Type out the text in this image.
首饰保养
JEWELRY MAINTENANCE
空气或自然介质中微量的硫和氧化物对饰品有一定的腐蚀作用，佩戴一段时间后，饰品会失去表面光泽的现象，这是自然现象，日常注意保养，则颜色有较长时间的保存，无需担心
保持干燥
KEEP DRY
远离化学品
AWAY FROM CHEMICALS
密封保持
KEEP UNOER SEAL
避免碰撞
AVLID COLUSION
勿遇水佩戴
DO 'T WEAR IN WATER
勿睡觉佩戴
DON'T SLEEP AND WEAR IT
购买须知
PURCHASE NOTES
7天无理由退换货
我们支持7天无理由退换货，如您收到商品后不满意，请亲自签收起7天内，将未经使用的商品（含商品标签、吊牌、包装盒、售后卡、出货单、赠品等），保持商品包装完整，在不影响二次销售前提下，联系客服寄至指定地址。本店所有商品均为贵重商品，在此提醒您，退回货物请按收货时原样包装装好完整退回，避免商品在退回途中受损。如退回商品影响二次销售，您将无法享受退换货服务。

◆ **WORK REQUIRED**
Extract all of the data above without altering anything.

◆ **EXERCISE RESULT**
Type out the text in this image.
首饰保养
JEWELRY MAINTENANCE
空气或自然介质中微量的硫和氧化物对饰品有一定的腐蚀作用，佩戴一段时间后，饰品会失去表面光泽的现象，这是自然现象，日常注意保养，则颜色有较长时间的保存，无需担心
保持干燥
KEEP DRY
远离化学品
AWAY FROM CHEMICALS
密封保持
KEEP UNOER SEAL
避免碰撞
AVLID COLUSION
勿遇水佩戴
DO 'T WEAR IN WATER
勿睡觉佩戴
DON'T SLEEP AND WEAR IT
购买须知
PURCHASE NOTES
7天无理由退换货
我们支持7天无理由退换货，如您收到商品后不满意，请亲自签收起7天内，将未经使用的商品（含商品标签、吊牌、包装盒、售后卡、出货单、赠品等），保持商品包装完整，在不影响二次销售前提下，联系客服寄至指定地址。本店所有商品均为贵重商品，在此提醒您，退回货物请按收货时原样包装装好完整退回，避免商品在退回途中受损。如退回商品影响二次销售，您将无法享受退换货服务。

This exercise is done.